Data items:
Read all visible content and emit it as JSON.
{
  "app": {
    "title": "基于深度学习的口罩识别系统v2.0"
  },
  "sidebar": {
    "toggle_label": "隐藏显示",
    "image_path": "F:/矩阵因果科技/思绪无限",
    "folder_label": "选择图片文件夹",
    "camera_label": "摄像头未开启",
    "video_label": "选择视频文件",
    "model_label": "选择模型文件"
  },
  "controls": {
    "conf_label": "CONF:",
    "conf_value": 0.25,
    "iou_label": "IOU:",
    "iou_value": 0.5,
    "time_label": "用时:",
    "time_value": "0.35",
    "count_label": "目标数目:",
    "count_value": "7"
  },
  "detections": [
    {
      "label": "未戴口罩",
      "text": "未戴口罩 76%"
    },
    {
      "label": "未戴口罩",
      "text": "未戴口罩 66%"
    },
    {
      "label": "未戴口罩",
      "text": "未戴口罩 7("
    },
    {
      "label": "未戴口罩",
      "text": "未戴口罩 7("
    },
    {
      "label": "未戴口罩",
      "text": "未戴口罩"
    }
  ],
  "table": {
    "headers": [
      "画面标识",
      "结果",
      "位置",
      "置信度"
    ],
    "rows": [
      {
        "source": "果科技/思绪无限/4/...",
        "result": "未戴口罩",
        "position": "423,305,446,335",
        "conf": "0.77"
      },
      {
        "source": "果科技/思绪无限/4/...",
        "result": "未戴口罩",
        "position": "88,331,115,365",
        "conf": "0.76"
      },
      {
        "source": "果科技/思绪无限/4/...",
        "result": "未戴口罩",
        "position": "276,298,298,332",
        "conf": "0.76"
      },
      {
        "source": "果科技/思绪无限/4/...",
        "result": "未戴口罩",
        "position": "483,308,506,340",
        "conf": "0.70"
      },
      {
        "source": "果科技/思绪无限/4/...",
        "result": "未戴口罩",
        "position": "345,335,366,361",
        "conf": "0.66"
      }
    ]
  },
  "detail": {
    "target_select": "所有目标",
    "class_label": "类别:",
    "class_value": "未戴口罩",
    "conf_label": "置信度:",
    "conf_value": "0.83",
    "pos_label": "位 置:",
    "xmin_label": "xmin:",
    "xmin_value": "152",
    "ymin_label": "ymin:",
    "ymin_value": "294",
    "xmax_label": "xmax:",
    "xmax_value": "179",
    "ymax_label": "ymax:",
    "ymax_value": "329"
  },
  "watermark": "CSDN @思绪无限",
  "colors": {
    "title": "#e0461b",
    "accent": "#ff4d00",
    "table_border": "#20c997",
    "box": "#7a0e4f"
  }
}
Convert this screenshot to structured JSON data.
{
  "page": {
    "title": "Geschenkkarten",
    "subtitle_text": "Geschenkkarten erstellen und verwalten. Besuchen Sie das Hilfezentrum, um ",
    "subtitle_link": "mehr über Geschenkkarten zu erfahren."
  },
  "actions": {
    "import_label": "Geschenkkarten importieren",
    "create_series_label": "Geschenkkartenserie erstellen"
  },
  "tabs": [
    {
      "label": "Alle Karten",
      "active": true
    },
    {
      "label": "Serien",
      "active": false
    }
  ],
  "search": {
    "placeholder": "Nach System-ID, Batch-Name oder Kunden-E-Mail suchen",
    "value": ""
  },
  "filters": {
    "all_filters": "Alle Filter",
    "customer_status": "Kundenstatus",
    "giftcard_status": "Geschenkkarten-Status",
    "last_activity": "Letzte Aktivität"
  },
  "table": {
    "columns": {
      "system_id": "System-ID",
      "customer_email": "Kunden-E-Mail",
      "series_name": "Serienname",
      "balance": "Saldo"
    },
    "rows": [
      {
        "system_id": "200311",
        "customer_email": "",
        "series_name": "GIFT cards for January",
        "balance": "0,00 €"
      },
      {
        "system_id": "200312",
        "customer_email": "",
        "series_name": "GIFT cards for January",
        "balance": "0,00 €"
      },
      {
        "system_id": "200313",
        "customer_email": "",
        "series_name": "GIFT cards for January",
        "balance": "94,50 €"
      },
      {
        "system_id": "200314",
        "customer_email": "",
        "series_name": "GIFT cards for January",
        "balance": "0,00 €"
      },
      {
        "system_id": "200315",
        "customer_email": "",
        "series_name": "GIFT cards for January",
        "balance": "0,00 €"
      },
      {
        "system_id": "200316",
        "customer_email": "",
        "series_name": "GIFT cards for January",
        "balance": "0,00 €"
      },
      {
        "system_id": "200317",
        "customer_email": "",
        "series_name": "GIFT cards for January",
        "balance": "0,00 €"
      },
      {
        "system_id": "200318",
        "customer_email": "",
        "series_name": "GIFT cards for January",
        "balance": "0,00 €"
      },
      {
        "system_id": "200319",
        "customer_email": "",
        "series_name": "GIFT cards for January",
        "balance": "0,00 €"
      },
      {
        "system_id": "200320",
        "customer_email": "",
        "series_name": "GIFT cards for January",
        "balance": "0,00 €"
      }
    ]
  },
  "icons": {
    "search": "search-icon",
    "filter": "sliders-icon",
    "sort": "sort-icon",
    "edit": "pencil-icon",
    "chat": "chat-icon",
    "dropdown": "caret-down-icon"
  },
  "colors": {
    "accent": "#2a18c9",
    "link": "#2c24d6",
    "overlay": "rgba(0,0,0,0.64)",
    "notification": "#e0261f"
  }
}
...
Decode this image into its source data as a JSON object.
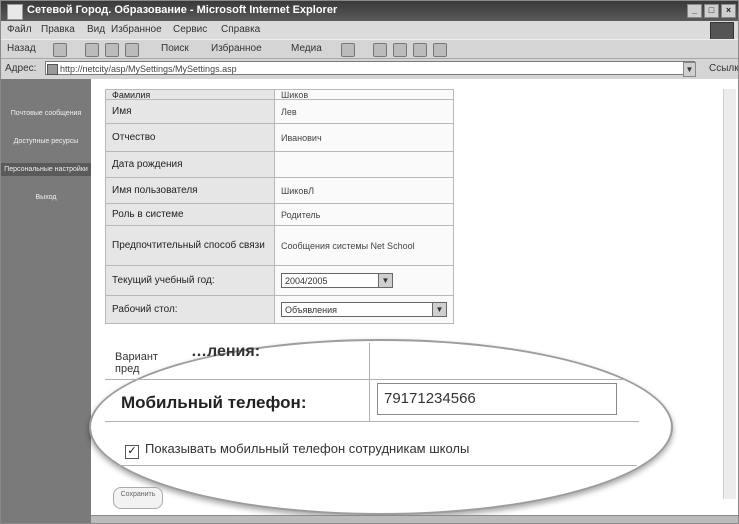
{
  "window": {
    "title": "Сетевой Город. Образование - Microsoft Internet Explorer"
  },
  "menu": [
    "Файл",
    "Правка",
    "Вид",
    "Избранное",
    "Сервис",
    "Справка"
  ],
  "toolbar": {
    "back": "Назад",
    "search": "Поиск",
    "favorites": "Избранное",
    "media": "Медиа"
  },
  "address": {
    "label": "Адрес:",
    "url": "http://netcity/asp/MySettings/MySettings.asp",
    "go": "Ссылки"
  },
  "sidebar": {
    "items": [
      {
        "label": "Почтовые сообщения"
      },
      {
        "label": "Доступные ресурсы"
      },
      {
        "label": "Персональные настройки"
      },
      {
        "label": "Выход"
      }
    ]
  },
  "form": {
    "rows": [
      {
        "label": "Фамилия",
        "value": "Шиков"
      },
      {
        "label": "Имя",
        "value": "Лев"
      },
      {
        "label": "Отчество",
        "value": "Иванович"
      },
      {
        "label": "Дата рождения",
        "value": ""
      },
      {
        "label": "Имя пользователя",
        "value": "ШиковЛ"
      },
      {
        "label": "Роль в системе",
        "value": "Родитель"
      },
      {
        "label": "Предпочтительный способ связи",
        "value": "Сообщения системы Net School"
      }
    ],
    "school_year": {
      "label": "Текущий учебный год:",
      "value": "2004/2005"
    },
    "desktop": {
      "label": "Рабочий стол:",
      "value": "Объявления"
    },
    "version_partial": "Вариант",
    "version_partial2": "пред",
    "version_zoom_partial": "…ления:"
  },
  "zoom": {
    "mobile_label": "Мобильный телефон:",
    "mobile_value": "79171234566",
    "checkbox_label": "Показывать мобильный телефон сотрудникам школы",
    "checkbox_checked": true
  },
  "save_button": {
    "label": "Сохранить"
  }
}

■ **Request**: Where a line contains "position", copy that line.

■ **Output below**:
        "position": "423,305,446,335",
        "position": "88,331,115,365",
        "position": "276,298,298,332",
        "position": "483,308,506,340",
        "position": "345,335,366,361",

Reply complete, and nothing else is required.